# OBJECTIVE:
Find the lines containing the word "Федерации" and copy every one of them.

┄┄┄┄┄┄┄┄┄┄┄┄┄┄┄┄┄┄┄┄

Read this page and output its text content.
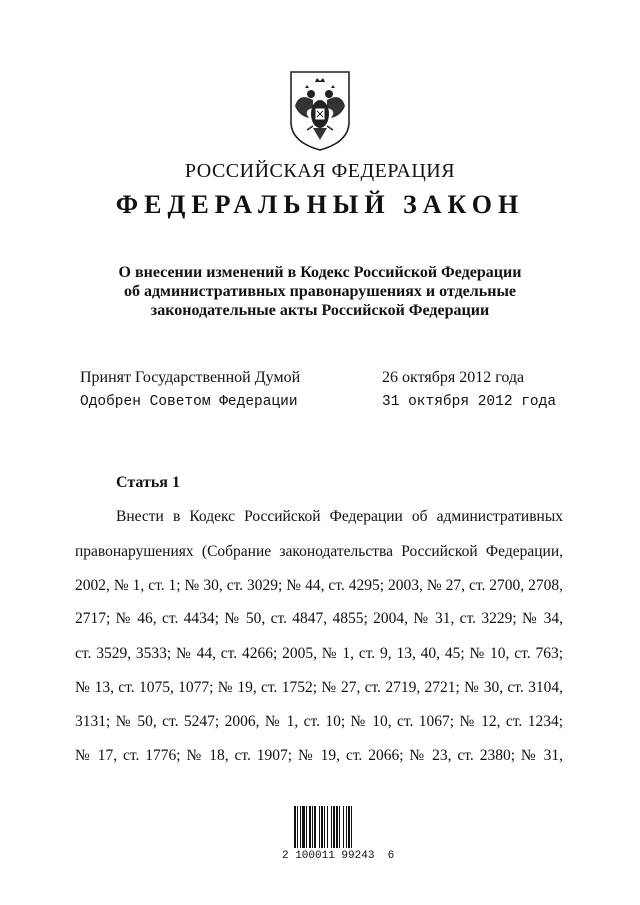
РОССИЙСКАЯ ФЕДЕРАЦИЯ
ФЕДЕРАЛЬНЫЙ ЗАКОН
О внесении изменений в Кодекс Российской Федерации
об административных правонарушениях и отдельные
законодательные акты Российской Федерации
Принят Государственной Думой	26 октября 2012 года
Одобрен Советом Федерации	31 октября 2012 года
Статья 1
Внести в Кодекс Российской Федерации об административных
правонарушениях (Собрание законодательства Российской Федерации,
2002, № 1, ст. 1; № 30, ст. 3029; № 44, ст. 4295; 2003, № 27, ст. 2700, 2708,
2717; № 46, ст. 4434; № 50, ст. 4847, 4855; 2004, № 31, ст. 3229; № 34,
ст. 3529, 3533; № 44, ст. 4266; 2005, № 1, ст. 9, 13, 40, 45; № 10, ст. 763;
№ 13, ст. 1075, 1077; № 19, ст. 1752; № 27, ст. 2719, 2721; № 30, ст. 3104,
3131; № 50, ст. 5247; 2006, № 1, ст. 10; № 10, ст. 1067; № 12, ст. 1234;
№ 17, ст. 1776; № 18, ст. 1907; № 19, ст. 2066; № 23, ст. 2380; № 31,
2 100011 99243  6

┄┄┄┄┄┄┄┄┄┄┄┄┄┄┄┄┄┄┄┄

# EXERCISE RESPONSE:
О внесении изменений в Кодекс Российской Федерации
законодательные акты Российской Федерации
Одобрен Советом Федерации	31 октября 2012 года
Внести в Кодекс Российской Федерации об административных
правонарушениях (Собрание законодательства Российской Федерации,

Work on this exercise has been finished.